Can you repeat the entries from the first one through the line containing "property-value[interactable]: MarsDB_ETL xyxy=(188,230,398,239)", renaming "InitialCatalog" to "DefaultCatalog" and leaving everything else unchanged?

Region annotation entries
++++

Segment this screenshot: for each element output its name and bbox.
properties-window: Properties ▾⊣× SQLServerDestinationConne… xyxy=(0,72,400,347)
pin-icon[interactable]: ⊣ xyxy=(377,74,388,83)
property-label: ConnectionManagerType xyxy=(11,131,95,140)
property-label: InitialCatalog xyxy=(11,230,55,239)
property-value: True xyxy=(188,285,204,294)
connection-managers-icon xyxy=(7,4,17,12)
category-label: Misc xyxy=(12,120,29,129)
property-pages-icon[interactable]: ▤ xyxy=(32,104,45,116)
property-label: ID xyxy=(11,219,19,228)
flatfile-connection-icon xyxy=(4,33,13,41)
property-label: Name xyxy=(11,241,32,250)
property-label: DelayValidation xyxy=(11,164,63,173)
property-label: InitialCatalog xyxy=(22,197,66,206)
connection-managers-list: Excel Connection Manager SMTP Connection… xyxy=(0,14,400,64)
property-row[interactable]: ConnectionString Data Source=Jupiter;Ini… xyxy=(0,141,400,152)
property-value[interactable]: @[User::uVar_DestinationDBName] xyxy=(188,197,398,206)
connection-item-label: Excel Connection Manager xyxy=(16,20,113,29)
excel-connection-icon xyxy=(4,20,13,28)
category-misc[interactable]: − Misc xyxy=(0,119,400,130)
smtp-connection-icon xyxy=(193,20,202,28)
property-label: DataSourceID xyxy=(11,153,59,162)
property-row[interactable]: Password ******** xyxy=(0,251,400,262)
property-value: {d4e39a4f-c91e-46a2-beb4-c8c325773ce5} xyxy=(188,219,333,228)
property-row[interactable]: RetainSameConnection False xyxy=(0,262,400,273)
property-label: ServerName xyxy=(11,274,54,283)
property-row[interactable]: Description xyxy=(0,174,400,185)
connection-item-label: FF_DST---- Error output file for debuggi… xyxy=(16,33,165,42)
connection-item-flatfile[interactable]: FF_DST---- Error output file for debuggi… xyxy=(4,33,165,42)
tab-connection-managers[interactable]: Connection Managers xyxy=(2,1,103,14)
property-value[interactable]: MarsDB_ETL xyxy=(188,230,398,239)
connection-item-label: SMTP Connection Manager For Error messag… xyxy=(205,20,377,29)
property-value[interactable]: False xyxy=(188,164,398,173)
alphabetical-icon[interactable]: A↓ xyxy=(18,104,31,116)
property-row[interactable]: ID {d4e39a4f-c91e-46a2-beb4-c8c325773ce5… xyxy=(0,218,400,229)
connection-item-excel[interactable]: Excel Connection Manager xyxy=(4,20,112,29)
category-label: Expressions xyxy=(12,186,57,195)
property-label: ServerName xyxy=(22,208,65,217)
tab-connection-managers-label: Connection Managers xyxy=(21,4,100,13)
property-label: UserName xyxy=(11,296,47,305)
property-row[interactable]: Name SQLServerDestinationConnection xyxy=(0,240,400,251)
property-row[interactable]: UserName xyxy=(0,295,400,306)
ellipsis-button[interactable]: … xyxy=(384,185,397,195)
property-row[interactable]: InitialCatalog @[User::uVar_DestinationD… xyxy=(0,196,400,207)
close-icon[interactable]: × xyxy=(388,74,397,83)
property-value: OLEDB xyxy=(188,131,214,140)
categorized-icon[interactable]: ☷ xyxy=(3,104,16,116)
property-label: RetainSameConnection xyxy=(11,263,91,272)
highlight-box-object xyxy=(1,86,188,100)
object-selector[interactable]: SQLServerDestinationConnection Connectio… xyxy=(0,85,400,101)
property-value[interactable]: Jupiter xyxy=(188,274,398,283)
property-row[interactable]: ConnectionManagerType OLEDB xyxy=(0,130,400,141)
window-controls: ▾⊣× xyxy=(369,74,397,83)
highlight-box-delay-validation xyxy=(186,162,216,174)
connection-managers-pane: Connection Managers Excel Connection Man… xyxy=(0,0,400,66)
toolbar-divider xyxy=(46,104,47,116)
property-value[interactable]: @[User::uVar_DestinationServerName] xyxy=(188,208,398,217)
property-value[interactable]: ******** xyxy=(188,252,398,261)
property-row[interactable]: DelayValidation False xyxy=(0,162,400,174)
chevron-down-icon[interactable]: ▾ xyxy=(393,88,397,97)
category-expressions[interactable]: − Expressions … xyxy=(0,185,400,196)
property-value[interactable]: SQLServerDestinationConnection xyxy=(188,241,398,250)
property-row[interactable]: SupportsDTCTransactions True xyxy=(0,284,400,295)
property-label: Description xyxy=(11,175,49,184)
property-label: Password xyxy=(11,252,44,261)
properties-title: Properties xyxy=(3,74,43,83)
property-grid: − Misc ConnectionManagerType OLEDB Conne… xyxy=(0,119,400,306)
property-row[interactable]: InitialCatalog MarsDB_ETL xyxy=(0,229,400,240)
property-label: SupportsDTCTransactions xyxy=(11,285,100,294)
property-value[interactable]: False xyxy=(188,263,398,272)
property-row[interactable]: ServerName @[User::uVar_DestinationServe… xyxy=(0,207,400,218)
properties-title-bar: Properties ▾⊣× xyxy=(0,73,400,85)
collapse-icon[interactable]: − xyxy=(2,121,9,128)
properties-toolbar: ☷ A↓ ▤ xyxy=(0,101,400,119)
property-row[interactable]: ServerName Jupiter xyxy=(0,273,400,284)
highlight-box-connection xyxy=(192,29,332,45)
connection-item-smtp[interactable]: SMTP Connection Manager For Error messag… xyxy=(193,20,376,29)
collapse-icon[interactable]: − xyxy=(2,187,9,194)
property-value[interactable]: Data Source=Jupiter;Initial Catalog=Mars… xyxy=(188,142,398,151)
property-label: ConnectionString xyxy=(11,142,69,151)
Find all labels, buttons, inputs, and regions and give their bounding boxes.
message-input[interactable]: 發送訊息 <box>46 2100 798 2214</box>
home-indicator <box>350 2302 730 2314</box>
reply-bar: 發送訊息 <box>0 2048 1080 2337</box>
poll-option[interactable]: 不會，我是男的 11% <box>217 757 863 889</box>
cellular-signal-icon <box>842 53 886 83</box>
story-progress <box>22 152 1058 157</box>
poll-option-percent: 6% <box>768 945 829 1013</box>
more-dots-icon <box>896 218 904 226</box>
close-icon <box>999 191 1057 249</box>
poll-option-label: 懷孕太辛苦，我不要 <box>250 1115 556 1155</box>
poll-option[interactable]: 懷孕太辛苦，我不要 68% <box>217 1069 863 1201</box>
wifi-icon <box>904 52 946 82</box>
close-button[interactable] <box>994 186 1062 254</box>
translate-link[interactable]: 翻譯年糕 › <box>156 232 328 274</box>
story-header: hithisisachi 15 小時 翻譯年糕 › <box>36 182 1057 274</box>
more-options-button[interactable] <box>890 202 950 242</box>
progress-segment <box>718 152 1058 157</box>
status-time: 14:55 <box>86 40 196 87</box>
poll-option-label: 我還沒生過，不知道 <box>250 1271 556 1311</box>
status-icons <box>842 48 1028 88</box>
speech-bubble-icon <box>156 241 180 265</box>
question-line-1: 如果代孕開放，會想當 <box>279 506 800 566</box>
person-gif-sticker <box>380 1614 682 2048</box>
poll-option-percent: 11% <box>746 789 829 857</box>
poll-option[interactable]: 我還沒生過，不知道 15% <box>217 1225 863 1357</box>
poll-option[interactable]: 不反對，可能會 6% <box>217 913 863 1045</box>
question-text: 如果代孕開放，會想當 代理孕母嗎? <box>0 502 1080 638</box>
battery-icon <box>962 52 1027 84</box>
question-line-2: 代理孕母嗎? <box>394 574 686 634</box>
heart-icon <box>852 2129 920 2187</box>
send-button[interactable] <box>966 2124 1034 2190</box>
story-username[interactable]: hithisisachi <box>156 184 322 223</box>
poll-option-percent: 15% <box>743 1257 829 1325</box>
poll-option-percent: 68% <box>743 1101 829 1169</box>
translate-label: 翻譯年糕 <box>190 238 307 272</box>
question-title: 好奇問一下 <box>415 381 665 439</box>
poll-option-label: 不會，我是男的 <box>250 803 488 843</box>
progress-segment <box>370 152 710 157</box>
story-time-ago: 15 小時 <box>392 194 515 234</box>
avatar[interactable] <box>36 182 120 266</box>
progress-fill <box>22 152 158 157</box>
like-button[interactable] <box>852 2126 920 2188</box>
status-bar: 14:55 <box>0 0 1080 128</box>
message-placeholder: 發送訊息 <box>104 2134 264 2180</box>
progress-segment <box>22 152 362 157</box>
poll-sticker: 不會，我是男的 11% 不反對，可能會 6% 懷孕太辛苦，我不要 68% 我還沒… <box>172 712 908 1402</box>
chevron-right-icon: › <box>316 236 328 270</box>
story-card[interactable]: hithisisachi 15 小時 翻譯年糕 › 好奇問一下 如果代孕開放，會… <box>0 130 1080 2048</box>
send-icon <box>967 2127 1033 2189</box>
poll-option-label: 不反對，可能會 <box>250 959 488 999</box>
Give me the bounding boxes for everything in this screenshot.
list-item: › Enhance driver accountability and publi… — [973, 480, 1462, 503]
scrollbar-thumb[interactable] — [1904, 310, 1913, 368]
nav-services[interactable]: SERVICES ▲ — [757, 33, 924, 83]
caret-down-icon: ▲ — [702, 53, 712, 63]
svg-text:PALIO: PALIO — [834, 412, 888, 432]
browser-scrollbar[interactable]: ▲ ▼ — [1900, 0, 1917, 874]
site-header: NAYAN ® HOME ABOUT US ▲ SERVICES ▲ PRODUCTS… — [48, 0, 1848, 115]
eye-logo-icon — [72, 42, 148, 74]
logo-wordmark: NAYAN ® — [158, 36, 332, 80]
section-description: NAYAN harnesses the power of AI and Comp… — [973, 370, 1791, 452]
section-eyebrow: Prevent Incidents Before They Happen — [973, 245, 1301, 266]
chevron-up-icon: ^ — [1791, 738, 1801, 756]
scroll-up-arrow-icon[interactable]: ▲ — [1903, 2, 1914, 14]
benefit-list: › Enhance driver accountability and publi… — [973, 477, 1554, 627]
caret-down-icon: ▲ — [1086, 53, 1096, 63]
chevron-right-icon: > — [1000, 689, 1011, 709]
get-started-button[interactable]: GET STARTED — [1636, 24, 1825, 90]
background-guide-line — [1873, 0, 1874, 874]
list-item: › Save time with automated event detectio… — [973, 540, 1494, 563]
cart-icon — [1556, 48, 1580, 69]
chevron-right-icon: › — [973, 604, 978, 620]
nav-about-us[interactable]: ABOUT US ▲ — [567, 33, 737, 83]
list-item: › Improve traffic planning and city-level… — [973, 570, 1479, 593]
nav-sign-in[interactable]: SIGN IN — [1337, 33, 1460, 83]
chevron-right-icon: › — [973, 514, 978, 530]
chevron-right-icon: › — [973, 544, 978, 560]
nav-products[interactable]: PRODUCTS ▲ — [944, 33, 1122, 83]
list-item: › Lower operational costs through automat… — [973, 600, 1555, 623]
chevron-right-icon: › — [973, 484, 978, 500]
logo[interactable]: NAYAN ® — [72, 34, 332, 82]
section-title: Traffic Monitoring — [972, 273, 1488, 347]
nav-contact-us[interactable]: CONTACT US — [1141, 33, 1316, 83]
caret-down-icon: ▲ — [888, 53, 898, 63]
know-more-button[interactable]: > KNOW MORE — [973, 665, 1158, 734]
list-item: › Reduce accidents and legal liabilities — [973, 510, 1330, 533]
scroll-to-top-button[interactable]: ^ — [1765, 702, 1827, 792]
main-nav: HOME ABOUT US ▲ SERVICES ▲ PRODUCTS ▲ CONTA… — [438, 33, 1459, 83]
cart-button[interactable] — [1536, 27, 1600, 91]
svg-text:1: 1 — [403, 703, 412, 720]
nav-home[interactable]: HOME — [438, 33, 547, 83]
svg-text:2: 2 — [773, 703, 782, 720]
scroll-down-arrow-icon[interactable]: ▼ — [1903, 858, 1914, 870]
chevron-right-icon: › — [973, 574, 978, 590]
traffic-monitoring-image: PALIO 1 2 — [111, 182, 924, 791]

++++

**RESULT BELOW:**
Segment this screenshot: for each element output its name and bbox.
properties-window: Properties ▾⊣× SQLServerDestinationConne… xyxy=(0,72,400,347)
pin-icon[interactable]: ⊣ xyxy=(377,74,388,83)
property-label: ConnectionManagerType xyxy=(11,131,95,140)
property-label: DefaultCatalog xyxy=(11,230,55,239)
property-value: True xyxy=(188,285,204,294)
connection-managers-icon xyxy=(7,4,17,12)
category-label: Misc xyxy=(12,120,29,129)
property-pages-icon[interactable]: ▤ xyxy=(32,104,45,116)
property-label: ID xyxy=(11,219,19,228)
flatfile-connection-icon xyxy=(4,33,13,41)
property-label: Name xyxy=(11,241,32,250)
property-label: DelayValidation xyxy=(11,164,63,173)
property-label: DefaultCatalog xyxy=(22,197,66,206)
connection-managers-list: Excel Connection Manager SMTP Connection… xyxy=(0,14,400,64)
property-row[interactable]: ConnectionString Data Source=Jupiter;Ini… xyxy=(0,141,400,152)
property-value[interactable]: @[User::uVar_DestinationDBName] xyxy=(188,197,398,206)
connection-item-label: Excel Connection Manager xyxy=(16,20,113,29)
excel-connection-icon xyxy=(4,20,13,28)
category-misc[interactable]: − Misc xyxy=(0,119,400,130)
smtp-connection-icon xyxy=(193,20,202,28)
property-label: DataSourceID xyxy=(11,153,59,162)
property-row[interactable]: Password ******** xyxy=(0,251,400,262)
property-value: {d4e39a4f-c91e-46a2-beb4-c8c325773ce5} xyxy=(188,219,333,228)
property-row[interactable]: RetainSameConnection False xyxy=(0,262,400,273)
property-label: ServerName xyxy=(11,274,54,283)
property-row[interactable]: Description xyxy=(0,174,400,185)
connection-item-label: FF_DST---- Error output file for debuggi… xyxy=(16,33,165,42)
connection-item-flatfile[interactable]: FF_DST---- Error output file for debuggi… xyxy=(4,33,165,42)
tab-connection-managers[interactable]: Connection Managers xyxy=(2,1,103,14)
property-value[interactable]: MarsDB_ETL xyxy=(188,230,398,239)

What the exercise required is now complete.